#### [What to do]
Extract every line from the records below that contains the word "product".

Records from a collection of figures:
+===+

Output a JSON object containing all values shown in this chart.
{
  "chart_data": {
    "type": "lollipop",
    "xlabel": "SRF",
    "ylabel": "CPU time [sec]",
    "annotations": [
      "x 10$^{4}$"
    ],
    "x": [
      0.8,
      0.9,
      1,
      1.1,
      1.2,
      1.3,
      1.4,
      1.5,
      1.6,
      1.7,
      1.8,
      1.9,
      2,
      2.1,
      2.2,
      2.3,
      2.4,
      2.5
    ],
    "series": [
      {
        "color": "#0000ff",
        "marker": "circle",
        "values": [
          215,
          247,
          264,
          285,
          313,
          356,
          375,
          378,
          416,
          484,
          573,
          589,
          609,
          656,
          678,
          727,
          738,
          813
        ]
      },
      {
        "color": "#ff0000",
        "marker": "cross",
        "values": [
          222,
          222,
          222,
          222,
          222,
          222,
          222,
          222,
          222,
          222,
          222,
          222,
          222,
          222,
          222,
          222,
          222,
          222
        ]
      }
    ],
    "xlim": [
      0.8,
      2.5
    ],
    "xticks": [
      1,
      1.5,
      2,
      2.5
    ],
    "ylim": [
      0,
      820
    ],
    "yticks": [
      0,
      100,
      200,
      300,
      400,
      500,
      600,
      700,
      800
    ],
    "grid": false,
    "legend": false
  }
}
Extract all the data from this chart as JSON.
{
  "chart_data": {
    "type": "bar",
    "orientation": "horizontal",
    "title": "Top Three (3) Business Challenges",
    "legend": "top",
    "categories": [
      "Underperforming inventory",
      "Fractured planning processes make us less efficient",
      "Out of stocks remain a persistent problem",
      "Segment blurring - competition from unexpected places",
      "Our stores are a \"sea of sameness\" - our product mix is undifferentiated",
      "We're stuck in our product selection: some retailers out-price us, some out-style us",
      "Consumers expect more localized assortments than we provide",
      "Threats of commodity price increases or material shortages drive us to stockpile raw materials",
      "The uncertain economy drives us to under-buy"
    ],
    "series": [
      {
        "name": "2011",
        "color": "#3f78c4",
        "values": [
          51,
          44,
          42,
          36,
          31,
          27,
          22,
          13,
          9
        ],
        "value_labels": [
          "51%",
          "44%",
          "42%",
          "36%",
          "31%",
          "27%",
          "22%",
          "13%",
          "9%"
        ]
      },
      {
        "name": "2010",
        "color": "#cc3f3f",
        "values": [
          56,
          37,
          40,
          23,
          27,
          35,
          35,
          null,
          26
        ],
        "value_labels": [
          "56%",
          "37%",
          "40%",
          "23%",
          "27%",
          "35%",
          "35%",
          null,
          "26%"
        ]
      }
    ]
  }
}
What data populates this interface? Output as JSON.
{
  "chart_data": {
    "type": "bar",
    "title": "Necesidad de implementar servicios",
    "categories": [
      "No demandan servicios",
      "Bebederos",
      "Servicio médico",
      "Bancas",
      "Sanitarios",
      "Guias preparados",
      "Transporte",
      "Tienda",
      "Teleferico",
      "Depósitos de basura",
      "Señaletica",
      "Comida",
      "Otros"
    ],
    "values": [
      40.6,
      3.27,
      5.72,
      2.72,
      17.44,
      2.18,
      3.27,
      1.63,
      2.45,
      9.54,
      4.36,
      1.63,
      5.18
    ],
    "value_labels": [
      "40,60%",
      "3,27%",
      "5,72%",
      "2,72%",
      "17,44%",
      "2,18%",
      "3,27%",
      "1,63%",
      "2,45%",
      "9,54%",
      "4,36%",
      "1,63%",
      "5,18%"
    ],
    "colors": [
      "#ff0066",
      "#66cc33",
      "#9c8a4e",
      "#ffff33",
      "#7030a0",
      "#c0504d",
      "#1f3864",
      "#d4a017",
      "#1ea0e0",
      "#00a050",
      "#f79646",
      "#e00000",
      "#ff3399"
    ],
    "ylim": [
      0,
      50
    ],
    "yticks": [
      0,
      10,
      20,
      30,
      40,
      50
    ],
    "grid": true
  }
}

+===+

#### [Expected output]
      "Our stores are a \"sea of sameness\" - our product mix is undifferentiated",
      "We're stuck in our product selection: some retailers out-price us, some out-style us",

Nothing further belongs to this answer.